Search the material below for the word "tapi" and copy every line in which it occurs.
***** EXERCISE MATERIALS
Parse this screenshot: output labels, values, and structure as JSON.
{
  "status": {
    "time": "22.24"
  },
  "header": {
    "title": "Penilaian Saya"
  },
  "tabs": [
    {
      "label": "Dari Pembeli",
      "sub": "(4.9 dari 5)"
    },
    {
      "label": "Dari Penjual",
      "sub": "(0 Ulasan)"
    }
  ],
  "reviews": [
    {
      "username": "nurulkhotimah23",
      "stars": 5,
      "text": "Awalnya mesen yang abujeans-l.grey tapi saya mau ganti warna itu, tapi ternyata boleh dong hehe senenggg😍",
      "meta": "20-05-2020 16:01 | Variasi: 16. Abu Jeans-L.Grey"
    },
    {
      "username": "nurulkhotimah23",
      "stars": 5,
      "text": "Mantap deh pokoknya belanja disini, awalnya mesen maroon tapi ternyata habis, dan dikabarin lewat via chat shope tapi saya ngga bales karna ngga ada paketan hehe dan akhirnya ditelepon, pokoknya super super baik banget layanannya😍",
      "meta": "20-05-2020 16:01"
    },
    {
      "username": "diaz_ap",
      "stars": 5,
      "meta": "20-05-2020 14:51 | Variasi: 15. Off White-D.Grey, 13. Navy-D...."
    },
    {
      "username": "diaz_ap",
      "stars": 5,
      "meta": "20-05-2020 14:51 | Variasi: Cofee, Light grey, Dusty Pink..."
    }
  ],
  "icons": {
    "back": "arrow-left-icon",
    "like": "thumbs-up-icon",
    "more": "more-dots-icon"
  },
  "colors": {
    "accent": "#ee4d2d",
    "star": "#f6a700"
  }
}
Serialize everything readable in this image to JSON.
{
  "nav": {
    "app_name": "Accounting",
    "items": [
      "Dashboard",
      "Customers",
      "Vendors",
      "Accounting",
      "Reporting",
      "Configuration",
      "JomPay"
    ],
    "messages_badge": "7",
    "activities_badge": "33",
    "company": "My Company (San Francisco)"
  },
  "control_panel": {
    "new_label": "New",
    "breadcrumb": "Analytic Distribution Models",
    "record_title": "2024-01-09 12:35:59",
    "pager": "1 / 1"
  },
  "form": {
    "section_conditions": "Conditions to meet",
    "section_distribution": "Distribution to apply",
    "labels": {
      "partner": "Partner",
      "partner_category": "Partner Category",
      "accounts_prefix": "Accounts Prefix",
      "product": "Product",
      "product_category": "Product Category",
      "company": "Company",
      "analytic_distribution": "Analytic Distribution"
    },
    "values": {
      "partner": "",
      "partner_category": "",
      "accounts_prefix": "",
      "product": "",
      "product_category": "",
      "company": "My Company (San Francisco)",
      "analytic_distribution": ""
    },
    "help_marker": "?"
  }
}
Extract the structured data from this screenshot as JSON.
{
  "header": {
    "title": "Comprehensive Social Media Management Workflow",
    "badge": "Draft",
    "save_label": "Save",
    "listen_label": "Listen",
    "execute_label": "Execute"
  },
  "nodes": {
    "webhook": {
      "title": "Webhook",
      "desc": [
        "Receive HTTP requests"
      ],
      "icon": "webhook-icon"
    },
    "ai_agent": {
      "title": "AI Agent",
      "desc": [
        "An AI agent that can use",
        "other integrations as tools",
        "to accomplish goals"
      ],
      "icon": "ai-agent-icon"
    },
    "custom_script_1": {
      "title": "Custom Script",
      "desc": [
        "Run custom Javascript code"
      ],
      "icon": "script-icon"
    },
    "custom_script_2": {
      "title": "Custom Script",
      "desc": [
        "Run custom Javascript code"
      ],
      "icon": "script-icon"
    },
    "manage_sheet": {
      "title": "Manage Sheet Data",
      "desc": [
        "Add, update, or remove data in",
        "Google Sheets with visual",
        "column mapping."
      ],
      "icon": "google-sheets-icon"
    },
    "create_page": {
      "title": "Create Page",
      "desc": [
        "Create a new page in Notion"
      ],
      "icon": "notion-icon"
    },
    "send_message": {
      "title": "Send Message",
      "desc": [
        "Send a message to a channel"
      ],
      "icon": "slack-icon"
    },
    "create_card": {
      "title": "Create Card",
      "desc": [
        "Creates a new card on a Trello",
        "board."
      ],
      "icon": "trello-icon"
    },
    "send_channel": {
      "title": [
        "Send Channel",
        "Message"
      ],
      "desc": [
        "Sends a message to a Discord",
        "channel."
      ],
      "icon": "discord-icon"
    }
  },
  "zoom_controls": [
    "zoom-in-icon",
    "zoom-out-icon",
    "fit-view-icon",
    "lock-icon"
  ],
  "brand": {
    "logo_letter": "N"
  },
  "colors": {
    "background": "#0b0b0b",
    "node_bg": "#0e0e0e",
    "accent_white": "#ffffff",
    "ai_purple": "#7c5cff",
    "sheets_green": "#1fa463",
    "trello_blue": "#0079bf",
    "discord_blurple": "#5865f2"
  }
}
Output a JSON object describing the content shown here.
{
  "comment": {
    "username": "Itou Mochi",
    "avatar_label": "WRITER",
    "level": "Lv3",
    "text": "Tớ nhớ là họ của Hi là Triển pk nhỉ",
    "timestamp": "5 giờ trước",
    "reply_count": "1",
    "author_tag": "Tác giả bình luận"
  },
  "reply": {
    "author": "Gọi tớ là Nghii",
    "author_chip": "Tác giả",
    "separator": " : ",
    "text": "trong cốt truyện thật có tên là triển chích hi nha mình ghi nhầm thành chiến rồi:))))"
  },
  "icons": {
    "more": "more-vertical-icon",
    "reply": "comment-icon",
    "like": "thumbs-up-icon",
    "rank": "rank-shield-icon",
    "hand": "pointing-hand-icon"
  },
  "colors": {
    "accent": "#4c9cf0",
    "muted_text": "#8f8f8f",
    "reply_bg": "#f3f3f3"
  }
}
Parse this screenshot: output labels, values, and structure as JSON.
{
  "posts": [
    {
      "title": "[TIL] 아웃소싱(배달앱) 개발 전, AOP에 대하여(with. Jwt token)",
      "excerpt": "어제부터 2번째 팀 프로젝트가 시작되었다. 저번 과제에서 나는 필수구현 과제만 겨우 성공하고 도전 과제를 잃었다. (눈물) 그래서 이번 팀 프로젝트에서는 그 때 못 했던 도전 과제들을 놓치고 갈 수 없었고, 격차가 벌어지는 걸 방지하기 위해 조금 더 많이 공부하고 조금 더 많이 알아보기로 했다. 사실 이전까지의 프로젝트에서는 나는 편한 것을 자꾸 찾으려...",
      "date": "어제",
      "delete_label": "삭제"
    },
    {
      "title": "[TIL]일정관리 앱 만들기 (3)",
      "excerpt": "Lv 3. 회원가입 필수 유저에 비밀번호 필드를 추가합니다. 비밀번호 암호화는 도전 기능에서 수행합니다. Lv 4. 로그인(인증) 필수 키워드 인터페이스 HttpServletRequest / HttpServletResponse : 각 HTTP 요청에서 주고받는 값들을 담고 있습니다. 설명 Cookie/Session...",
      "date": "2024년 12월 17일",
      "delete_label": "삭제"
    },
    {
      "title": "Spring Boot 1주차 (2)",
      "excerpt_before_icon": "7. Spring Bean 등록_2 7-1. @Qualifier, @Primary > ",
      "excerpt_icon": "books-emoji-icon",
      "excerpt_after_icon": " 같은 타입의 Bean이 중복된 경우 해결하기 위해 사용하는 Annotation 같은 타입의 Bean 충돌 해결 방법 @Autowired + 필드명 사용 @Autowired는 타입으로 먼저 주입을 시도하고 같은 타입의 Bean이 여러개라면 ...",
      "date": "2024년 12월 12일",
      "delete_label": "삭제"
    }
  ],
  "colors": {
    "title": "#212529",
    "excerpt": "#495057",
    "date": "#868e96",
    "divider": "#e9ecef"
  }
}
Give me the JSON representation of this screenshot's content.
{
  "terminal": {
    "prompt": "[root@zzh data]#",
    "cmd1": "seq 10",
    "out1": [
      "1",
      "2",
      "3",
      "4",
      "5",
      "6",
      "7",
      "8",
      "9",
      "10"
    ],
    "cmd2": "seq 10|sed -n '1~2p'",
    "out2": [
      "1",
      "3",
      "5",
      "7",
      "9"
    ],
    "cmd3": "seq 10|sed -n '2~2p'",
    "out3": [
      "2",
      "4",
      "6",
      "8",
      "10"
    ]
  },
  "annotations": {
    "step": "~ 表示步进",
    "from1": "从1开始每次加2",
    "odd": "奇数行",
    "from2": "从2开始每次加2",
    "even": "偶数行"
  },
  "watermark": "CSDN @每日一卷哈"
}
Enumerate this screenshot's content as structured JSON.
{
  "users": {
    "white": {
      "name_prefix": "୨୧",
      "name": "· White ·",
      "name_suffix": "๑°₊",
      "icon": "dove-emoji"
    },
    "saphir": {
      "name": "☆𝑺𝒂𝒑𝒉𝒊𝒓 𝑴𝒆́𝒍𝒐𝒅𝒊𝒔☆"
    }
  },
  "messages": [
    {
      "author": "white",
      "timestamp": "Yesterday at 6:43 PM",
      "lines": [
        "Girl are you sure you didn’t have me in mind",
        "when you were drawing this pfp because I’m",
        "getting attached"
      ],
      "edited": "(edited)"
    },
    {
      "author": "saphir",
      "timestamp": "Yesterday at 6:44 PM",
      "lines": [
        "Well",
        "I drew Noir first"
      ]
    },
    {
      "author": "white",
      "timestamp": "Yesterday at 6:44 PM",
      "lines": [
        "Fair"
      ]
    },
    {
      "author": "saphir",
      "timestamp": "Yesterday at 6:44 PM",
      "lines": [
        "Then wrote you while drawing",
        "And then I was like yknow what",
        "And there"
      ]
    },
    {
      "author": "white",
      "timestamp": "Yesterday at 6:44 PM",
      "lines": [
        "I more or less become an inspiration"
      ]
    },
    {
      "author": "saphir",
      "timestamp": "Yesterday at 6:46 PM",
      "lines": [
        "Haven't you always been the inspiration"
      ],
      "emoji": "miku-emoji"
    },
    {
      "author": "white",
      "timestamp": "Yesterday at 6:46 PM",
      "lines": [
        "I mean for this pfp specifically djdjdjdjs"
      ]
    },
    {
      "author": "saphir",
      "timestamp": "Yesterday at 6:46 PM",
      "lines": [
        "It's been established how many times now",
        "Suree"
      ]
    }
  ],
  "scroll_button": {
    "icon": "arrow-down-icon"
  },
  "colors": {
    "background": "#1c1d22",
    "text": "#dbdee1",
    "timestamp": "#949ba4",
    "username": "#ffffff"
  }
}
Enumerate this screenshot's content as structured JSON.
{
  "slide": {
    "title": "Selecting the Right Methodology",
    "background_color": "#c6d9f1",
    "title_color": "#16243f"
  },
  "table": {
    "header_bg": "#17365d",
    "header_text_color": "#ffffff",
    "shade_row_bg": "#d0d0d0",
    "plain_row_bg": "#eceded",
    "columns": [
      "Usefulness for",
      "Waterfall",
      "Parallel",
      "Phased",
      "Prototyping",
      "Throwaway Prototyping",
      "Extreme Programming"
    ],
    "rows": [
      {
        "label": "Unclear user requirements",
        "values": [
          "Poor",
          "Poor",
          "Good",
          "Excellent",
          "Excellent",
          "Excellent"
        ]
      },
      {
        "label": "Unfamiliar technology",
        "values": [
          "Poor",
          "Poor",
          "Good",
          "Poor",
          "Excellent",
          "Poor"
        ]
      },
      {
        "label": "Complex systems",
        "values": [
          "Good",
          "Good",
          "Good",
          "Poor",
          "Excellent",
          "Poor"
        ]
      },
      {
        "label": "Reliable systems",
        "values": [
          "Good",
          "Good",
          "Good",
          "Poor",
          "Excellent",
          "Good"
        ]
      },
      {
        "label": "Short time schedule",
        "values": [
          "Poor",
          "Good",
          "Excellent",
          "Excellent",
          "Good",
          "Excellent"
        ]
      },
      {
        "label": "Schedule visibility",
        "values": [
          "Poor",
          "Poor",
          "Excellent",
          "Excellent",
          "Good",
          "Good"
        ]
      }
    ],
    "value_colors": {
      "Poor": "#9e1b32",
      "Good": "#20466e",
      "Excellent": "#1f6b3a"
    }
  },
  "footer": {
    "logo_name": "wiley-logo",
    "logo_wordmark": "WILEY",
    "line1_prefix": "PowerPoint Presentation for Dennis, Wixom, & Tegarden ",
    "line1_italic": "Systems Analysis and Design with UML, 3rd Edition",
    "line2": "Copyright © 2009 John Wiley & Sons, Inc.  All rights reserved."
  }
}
**********
• _FINISHED ANSWER_:
      "text": "Awalnya mesen yang abujeans-l.grey tapi saya mau ganti warna itu, tapi ternyata boleh dong hehe senenggg😍",
      "text": "Mantap deh pokoknya belanja disini, awalnya mesen maroon tapi ternyata habis, dan dikabarin lewat via chat shope tapi saya ngga bales karna ngga ada paketan hehe dan akhirnya ditelepon, pokoknya super super baik banget layanannya😍",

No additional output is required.